WHAT IS ASKED:
Return the records that follow unaltered. Omit every picture.

───── SOURCE DATA

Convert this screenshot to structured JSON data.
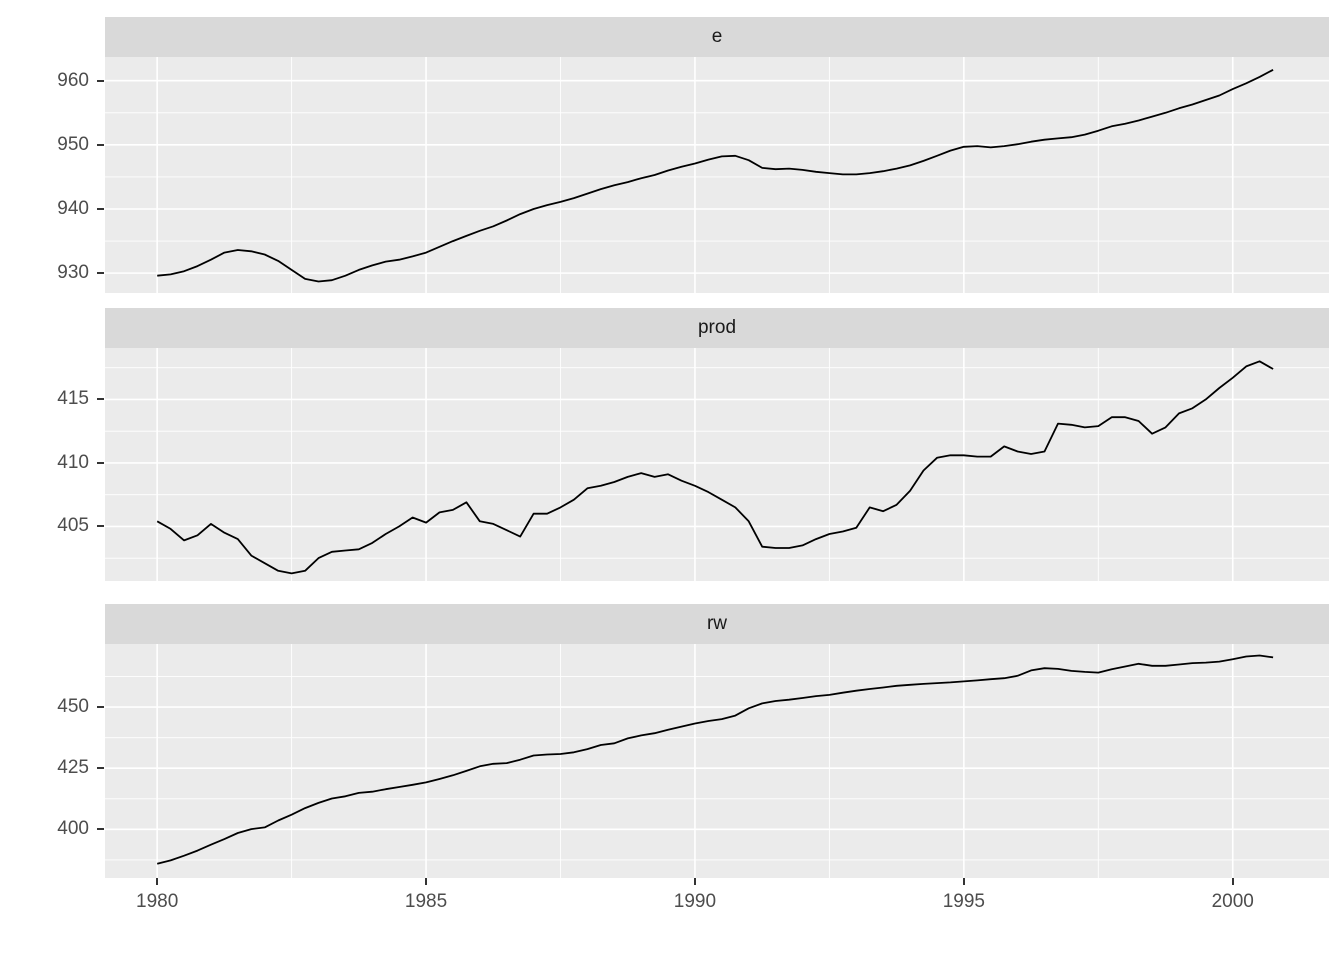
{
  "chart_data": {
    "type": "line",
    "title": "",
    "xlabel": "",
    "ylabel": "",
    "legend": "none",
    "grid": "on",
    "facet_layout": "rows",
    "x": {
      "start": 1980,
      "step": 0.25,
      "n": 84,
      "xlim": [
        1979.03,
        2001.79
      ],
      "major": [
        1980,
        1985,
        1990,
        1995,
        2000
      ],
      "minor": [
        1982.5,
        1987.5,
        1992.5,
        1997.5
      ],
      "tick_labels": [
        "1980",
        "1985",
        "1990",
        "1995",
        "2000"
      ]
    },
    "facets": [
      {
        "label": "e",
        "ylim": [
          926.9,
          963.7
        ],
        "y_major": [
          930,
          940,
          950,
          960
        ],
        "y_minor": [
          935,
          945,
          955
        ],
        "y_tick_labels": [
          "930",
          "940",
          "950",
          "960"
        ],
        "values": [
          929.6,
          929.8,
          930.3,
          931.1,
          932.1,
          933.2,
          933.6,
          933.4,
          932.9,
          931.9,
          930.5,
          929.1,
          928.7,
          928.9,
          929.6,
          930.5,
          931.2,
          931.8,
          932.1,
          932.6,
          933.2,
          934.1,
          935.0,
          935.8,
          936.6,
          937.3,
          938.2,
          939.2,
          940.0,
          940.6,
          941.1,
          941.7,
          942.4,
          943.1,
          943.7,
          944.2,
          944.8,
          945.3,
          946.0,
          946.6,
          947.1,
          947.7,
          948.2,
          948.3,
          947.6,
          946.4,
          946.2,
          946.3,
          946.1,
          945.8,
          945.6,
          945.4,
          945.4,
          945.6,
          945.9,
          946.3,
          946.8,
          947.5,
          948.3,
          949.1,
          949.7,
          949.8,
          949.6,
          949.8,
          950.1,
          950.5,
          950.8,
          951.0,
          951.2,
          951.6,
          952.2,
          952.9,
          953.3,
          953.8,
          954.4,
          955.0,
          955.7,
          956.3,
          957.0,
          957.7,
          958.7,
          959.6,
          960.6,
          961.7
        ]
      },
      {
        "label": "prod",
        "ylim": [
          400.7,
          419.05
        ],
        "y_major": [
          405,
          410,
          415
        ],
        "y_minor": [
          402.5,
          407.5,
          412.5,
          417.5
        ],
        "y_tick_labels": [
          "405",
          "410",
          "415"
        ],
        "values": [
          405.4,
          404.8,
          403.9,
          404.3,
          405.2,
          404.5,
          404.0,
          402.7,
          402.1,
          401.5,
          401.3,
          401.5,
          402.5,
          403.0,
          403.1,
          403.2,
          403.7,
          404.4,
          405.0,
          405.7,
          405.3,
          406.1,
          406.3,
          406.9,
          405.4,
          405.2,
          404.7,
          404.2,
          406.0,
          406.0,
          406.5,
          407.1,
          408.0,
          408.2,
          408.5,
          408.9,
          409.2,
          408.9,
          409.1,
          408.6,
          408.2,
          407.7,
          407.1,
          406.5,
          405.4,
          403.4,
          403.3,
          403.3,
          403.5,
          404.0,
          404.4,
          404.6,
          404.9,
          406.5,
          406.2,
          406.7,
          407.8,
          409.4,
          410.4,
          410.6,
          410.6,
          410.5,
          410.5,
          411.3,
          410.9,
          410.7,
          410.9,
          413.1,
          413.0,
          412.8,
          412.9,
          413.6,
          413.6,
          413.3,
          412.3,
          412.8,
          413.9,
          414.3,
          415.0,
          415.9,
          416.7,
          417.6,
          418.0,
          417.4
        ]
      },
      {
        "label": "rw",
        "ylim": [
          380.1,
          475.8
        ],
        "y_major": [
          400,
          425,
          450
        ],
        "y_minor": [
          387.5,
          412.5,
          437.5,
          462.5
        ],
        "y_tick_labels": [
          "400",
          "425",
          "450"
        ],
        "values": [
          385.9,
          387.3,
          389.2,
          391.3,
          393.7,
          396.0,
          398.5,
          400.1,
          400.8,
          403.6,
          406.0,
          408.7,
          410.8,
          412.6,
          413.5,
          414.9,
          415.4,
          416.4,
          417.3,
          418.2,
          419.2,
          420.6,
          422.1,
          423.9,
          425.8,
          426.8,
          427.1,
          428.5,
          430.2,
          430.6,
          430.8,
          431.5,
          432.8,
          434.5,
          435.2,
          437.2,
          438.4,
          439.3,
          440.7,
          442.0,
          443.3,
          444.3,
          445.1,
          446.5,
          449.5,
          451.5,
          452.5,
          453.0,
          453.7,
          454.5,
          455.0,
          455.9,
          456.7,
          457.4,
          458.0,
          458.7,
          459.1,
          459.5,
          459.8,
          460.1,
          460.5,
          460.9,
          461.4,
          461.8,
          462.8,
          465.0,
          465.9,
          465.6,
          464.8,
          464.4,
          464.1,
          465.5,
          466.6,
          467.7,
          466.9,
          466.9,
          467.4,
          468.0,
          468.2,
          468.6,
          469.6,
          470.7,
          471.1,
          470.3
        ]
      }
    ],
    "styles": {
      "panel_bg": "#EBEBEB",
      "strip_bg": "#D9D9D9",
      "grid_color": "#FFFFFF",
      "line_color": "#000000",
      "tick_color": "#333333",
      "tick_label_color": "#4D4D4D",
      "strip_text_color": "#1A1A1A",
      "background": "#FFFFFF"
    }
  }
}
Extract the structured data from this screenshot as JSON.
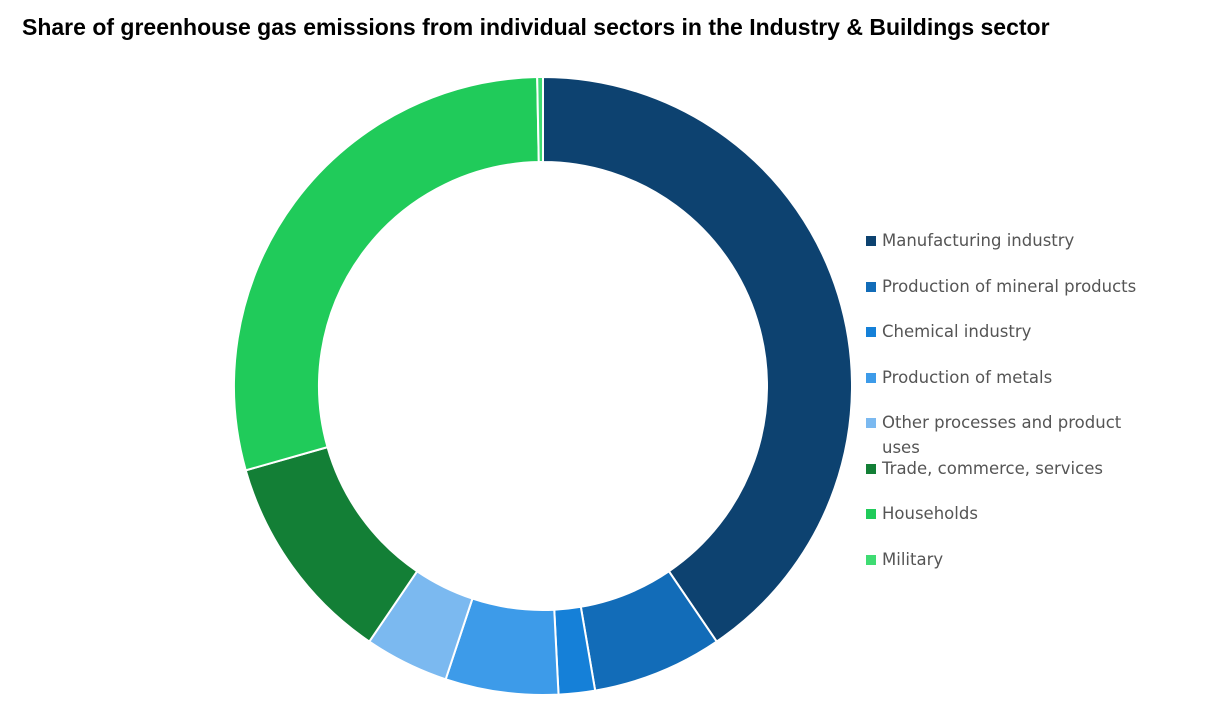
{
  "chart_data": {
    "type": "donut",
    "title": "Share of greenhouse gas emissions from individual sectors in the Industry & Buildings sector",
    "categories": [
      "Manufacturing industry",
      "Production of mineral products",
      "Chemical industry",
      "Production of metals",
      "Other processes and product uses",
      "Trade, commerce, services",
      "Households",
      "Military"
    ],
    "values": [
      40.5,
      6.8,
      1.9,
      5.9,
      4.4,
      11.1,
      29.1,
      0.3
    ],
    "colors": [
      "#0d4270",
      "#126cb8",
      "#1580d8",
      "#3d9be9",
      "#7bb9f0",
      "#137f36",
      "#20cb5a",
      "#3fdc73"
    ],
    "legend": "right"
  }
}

──────────

FINAL ANSWER:
Convert this screenshot to structured JSON data.
{
  "chart_data": {
    "type": "line",
    "title": "",
    "xlabel": "",
    "ylabel": "",
    "legend": "none",
    "grid": "on",
    "facet_layout": "rows",
    "x": {
      "start": 1980,
      "step": 0.25,
      "n": 84,
      "xlim": [
        1979.03,
        2001.79
      ],
      "major": [
        1980,
        1985,
        1990,
        1995,
        2000
      ],
      "minor": [
        1982.5,
        1987.5,
        1992.5,
        1997.5
      ],
      "tick_labels": [
        "1980",
        "1985",
        "1990",
        "1995",
        "2000"
      ]
    },
    "facets": [
      {
        "label": "e",
        "ylim": [
          926.9,
          963.7
        ],
        "y_major": [
          930,
          940,
          950,
          960
        ],
        "y_minor": [
          935,
          945,
          955
        ],
        "y_tick_labels": [
          "930",
          "940",
          "950",
          "960"
        ],
        "values": [
          929.6,
          929.8,
          930.3,
          931.1,
          932.1,
          933.2,
          933.6,
          933.4,
          932.9,
          931.9,
          930.5,
          929.1,
          928.7,
          928.9,
          929.6,
          930.5,
          931.2,
          931.8,
          932.1,
          932.6,
          933.2,
          934.1,
          935.0,
          935.8,
          936.6,
          937.3,
          938.2,
          939.2,
          940.0,
          940.6,
          941.1,
          941.7,
          942.4,
          943.1,
          943.7,
          944.2,
          944.8,
          945.3,
          946.0,
          946.6,
          947.1,
          947.7,
          948.2,
          948.3,
          947.6,
          946.4,
          946.2,
          946.3,
          946.1,
          945.8,
          945.6,
          945.4,
          945.4,
          945.6,
          945.9,
          946.3,
          946.8,
          947.5,
          948.3,
          949.1,
          949.7,
          949.8,
          949.6,
          949.8,
          950.1,
          950.5,
          950.8,
          951.0,
          951.2,
          951.6,
          952.2,
          952.9,
          953.3,
          953.8,
          954.4,
          955.0,
          955.7,
          956.3,
          957.0,
          957.7,
          958.7,
          959.6,
          960.6,
          961.7
        ]
      },
      {
        "label": "prod",
        "ylim": [
          400.7,
          419.05
        ],
        "y_major": [
          405,
          410,
          415
        ],
        "y_minor": [
          402.5,
          407.5,
          412.5,
          417.5
        ],
        "y_tick_labels": [
          "405",
          "410",
          "415"
        ],
        "values": [
          405.4,
          404.8,
          403.9,
          404.3,
          405.2,
          404.5,
          404.0,
          402.7,
          402.1,
          401.5,
          401.3,
          401.5,
          402.5,
          403.0,
          403.1,
          403.2,
          403.7,
          404.4,
          405.0,
          405.7,
          405.3,
          406.1,
          406.3,
          406.9,
          405.4,
          405.2,
          404.7,
          404.2,
          406.0,
          406.0,
          406.5,
          407.1,
          408.0,
          408.2,
          408.5,
          408.9,
          409.2,
          408.9,
          409.1,
          408.6,
          408.2,
          407.7,
          407.1,
          406.5,
          405.4,
          403.4,
          403.3,
          403.3,
          403.5,
          404.0,
          404.4,
          404.6,
          404.9,
          406.5,
          406.2,
          406.7,
          407.8,
          409.4,
          410.4,
          410.6,
          410.6,
          410.5,
          410.5,
          411.3,
          410.9,
          410.7,
          410.9,
          413.1,
          413.0,
          412.8,
          412.9,
          413.6,
          413.6,
          413.3,
          412.3,
          412.8,
          413.9,
          414.3,
          415.0,
          415.9,
          416.7,
          417.6,
          418.0,
          417.4
        ]
      },
      {
        "label": "rw",
        "ylim": [
          380.1,
          475.8
        ],
        "y_major": [
          400,
          425,
          450
        ],
        "y_minor": [
          387.5,
          412.5,
          437.5,
          462.5
        ],
        "y_tick_labels": [
          "400",
          "425",
          "450"
        ],
        "values": [
          385.9,
          387.3,
          389.2,
          391.3,
          393.7,
          396.0,
          398.5,
          400.1,
          400.8,
          403.6,
          406.0,
          408.7,
          410.8,
          412.6,
          413.5,
          414.9,
          415.4,
          416.4,
          417.3,
          418.2,
          419.2,
          420.6,
          422.1,
          423.9,
          425.8,
          426.8,
          427.1,
          428.5,
          430.2,
          430.6,
          430.8,
          431.5,
          432.8,
          434.5,
          435.2,
          437.2,
          438.4,
          439.3,
          440.7,
          442.0,
          443.3,
          444.3,
          445.1,
          446.5,
          449.5,
          451.5,
          452.5,
          453.0,
          453.7,
          454.5,
          455.0,
          455.9,
          456.7,
          457.4,
          458.0,
          458.7,
          459.1,
          459.5,
          459.8,
          460.1,
          460.5,
          460.9,
          461.4,
          461.8,
          462.8,
          465.0,
          465.9,
          465.6,
          464.8,
          464.4,
          464.1,
          465.5,
          466.6,
          467.7,
          466.9,
          466.9,
          467.4,
          468.0,
          468.2,
          468.6,
          469.6,
          470.7,
          471.1,
          470.3
        ]
      }
    ],
    "styles": {
      "panel_bg": "#EBEBEB",
      "strip_bg": "#D9D9D9",
      "grid_color": "#FFFFFF",
      "line_color": "#000000",
      "tick_color": "#333333",
      "tick_label_color": "#4D4D4D",
      "strip_text_color": "#1A1A1A",
      "background": "#FFFFFF"
    }
  }
}
Extract the structured data from this screenshot as JSON.
{
  "chart_data": {
    "type": "donut",
    "title": "Share of greenhouse gas emissions from individual sectors in the Industry & Buildings sector",
    "categories": [
      "Manufacturing industry",
      "Production of mineral products",
      "Chemical industry",
      "Production of metals",
      "Other processes and product uses",
      "Trade, commerce, services",
      "Households",
      "Military"
    ],
    "values": [
      40.5,
      6.8,
      1.9,
      5.9,
      4.4,
      11.1,
      29.1,
      0.3
    ],
    "colors": [
      "#0d4270",
      "#126cb8",
      "#1580d8",
      "#3d9be9",
      "#7bb9f0",
      "#137f36",
      "#20cb5a",
      "#3fdc73"
    ],
    "legend": "right"
  }
}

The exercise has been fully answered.